• Directive: From the listing below, pull out every line where the string "İsmayıl" appears.

[START Information supplied]

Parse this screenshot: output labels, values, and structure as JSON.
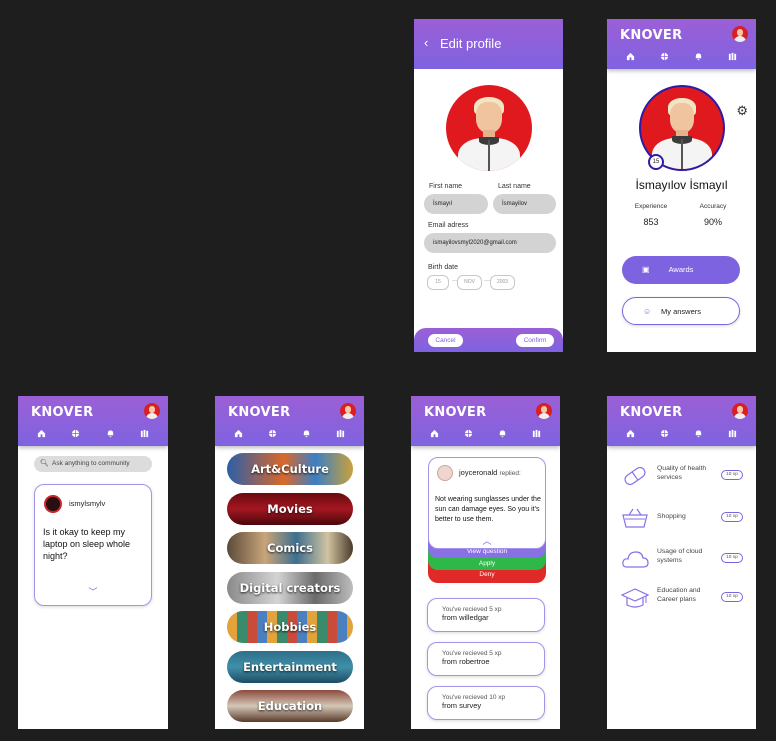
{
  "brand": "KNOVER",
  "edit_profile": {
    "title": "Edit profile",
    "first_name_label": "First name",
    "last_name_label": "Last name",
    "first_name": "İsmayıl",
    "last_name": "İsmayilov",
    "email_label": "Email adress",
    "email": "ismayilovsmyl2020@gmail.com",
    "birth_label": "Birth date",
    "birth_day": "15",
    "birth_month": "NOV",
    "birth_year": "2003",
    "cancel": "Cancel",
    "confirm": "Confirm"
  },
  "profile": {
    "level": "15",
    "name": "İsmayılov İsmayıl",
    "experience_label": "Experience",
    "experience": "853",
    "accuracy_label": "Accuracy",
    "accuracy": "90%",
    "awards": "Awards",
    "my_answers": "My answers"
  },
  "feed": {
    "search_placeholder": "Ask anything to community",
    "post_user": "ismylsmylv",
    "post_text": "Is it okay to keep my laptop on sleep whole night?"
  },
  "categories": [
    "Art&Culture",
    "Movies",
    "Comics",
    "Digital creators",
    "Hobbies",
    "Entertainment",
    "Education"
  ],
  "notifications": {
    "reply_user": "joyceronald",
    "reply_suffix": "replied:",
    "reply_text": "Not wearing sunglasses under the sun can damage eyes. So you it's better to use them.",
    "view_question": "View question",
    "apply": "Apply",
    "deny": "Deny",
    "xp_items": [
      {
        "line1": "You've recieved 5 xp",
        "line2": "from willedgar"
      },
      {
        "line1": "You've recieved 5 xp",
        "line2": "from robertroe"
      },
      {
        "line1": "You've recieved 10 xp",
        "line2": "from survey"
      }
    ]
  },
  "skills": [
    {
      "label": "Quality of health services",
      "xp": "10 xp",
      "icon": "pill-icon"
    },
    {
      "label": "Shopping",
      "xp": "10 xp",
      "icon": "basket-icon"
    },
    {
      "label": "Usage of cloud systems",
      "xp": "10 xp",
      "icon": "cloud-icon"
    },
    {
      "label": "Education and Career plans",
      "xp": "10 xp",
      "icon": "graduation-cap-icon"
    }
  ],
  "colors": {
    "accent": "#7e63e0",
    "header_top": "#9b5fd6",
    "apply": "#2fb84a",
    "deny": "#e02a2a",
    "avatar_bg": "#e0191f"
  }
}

[END Information supplied]
[START Information supplied]

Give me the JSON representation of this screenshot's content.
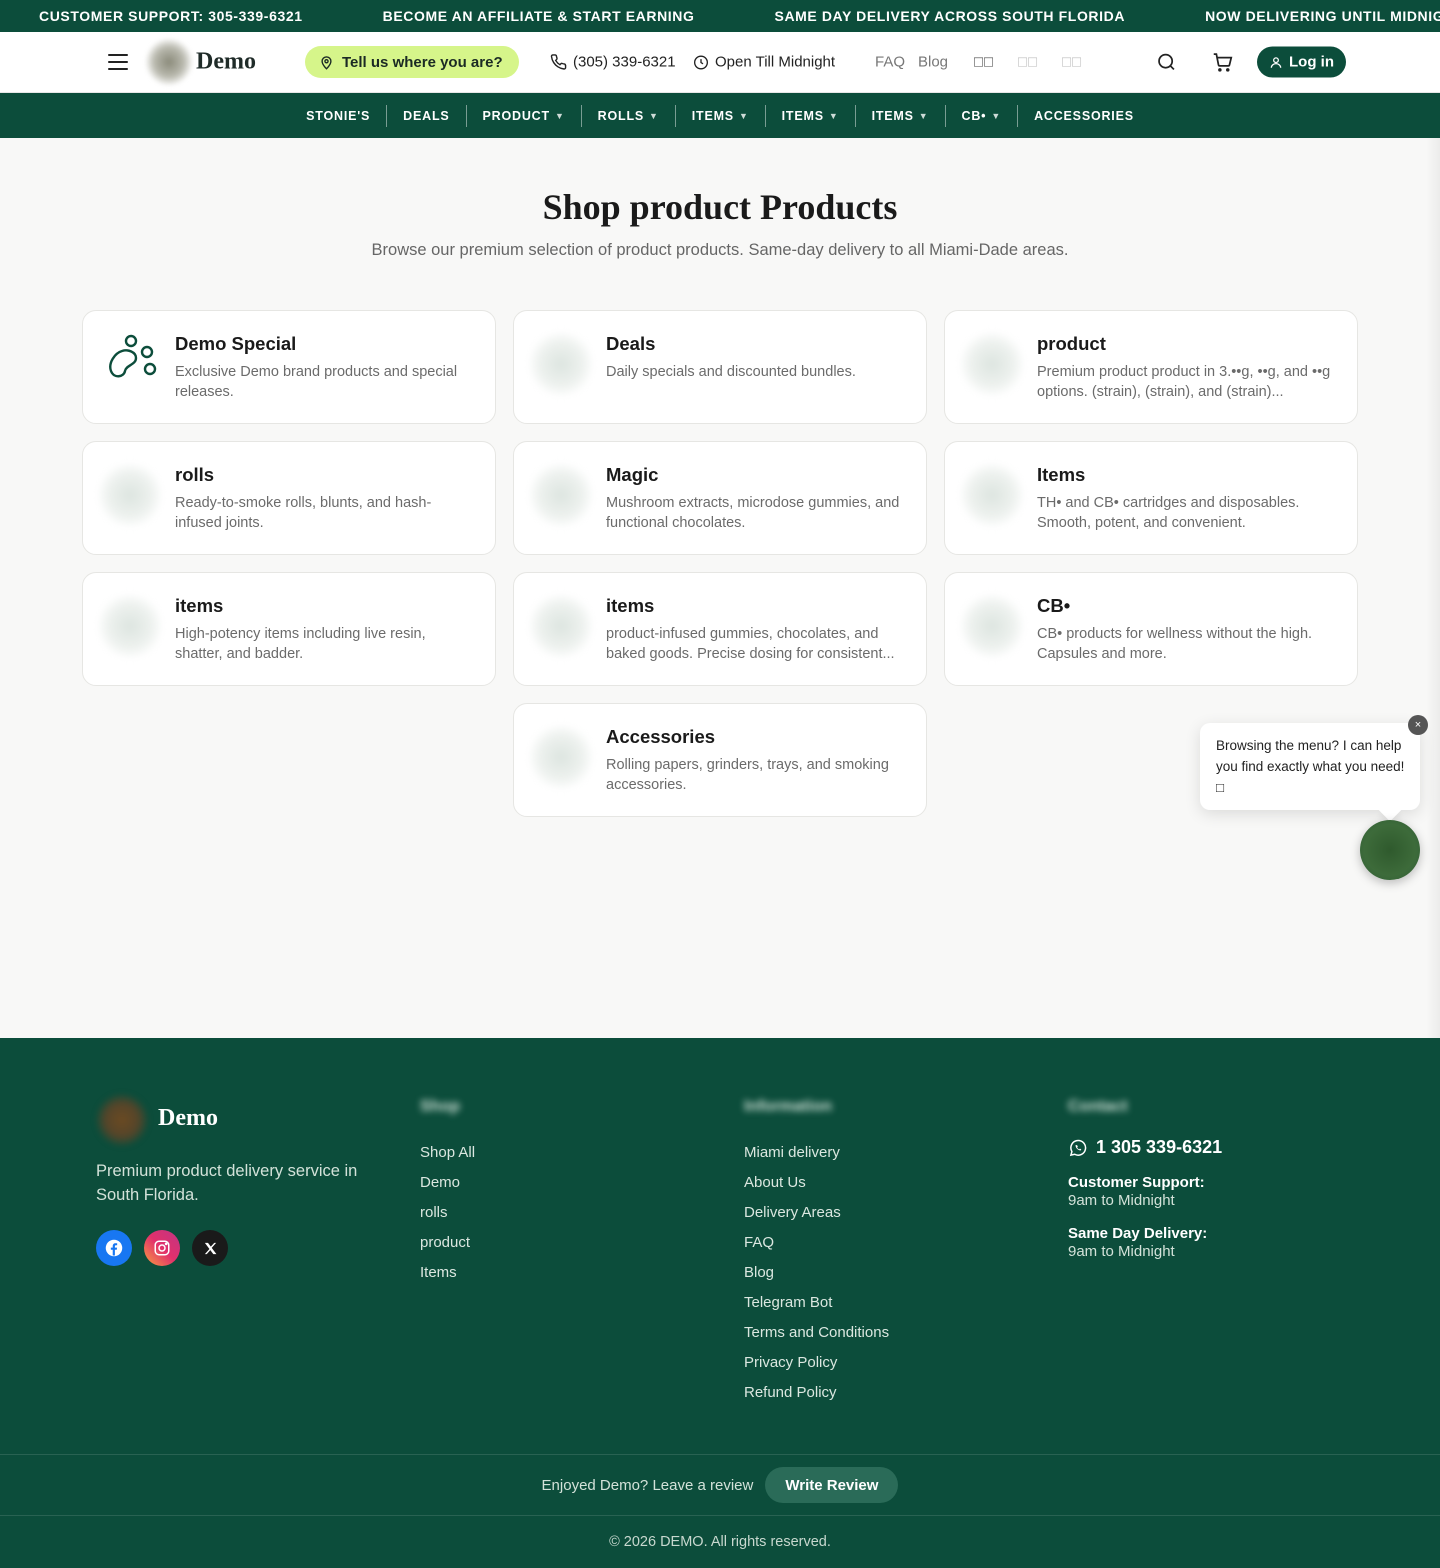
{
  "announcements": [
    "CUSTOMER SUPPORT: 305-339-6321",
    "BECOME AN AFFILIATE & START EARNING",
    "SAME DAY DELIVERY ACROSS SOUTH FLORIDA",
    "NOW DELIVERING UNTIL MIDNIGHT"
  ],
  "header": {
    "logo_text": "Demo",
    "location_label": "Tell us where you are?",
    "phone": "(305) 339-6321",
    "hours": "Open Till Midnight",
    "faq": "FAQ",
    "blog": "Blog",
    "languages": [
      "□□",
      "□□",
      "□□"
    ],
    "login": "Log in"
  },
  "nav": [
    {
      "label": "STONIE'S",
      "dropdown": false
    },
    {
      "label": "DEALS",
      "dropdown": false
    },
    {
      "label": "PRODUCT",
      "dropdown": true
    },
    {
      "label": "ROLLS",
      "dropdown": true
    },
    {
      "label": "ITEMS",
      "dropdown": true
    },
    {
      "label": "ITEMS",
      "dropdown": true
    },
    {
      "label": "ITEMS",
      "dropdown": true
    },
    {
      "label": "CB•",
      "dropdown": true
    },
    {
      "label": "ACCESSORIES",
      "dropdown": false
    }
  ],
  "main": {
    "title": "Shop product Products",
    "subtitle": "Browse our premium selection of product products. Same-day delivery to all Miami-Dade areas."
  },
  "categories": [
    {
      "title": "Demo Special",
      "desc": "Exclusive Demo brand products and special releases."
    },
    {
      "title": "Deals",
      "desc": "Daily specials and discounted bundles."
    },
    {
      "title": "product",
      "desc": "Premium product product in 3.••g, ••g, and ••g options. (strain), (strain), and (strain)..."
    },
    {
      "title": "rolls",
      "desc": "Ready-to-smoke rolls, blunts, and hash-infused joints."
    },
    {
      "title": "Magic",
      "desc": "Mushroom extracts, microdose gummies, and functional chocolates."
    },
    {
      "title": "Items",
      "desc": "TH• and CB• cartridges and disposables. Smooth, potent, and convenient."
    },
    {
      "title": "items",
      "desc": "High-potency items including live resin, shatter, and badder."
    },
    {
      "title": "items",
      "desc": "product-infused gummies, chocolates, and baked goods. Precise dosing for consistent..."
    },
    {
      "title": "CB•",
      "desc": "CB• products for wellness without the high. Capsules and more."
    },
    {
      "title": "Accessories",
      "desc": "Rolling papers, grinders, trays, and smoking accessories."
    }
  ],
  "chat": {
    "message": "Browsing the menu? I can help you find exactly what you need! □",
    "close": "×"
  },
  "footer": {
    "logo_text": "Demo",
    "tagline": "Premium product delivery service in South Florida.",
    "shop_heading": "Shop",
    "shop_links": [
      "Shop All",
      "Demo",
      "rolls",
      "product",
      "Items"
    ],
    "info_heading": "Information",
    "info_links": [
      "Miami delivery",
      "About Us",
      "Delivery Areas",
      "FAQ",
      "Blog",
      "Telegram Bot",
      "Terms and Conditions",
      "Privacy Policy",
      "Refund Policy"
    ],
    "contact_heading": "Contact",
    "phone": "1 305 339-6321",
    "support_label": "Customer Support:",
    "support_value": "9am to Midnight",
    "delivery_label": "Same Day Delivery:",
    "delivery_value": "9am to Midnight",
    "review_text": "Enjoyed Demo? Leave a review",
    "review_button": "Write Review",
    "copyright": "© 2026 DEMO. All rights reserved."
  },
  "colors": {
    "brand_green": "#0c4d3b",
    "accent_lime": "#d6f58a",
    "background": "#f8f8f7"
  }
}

[END Information supplied]
[START Information supplied]

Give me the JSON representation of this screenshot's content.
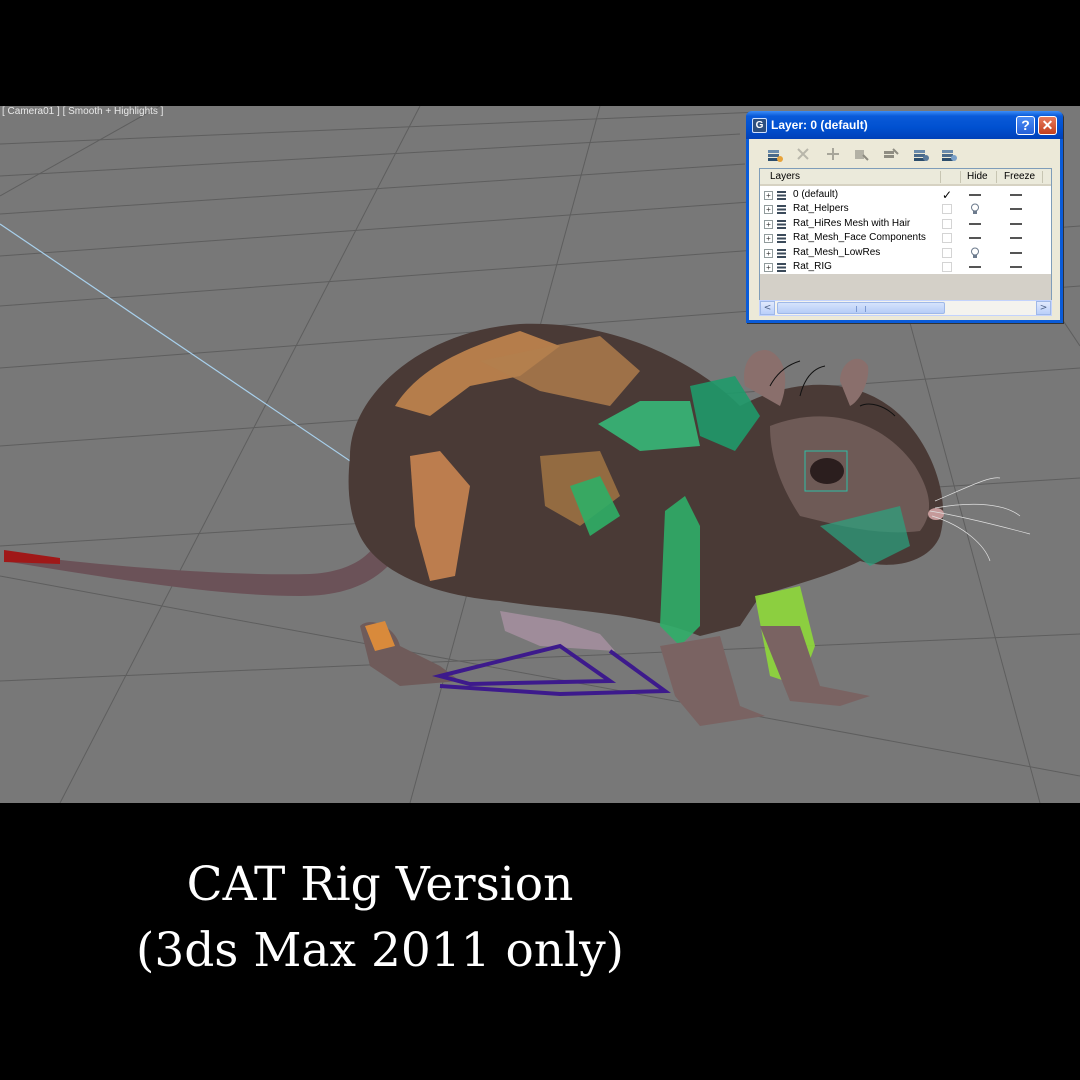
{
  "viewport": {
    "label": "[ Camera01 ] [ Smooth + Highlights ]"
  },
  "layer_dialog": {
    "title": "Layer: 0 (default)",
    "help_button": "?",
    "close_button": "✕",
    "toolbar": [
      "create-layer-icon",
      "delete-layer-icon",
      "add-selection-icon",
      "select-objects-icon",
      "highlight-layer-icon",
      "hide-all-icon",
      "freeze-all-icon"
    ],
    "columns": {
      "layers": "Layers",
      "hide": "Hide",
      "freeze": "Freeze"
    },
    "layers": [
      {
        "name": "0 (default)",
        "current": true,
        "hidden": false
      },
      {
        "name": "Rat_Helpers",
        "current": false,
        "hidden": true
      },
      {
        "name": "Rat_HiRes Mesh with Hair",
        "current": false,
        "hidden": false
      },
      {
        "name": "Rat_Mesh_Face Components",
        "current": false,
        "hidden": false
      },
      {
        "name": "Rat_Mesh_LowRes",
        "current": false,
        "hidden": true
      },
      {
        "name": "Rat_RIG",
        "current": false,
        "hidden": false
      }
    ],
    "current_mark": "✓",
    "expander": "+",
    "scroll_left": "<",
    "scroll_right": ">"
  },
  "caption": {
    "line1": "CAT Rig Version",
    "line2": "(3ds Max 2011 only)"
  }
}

[END Information supplied]

• Correct answer:
    "first_name": "İsmayıl",
    "name": "İsmayılov İsmayıl",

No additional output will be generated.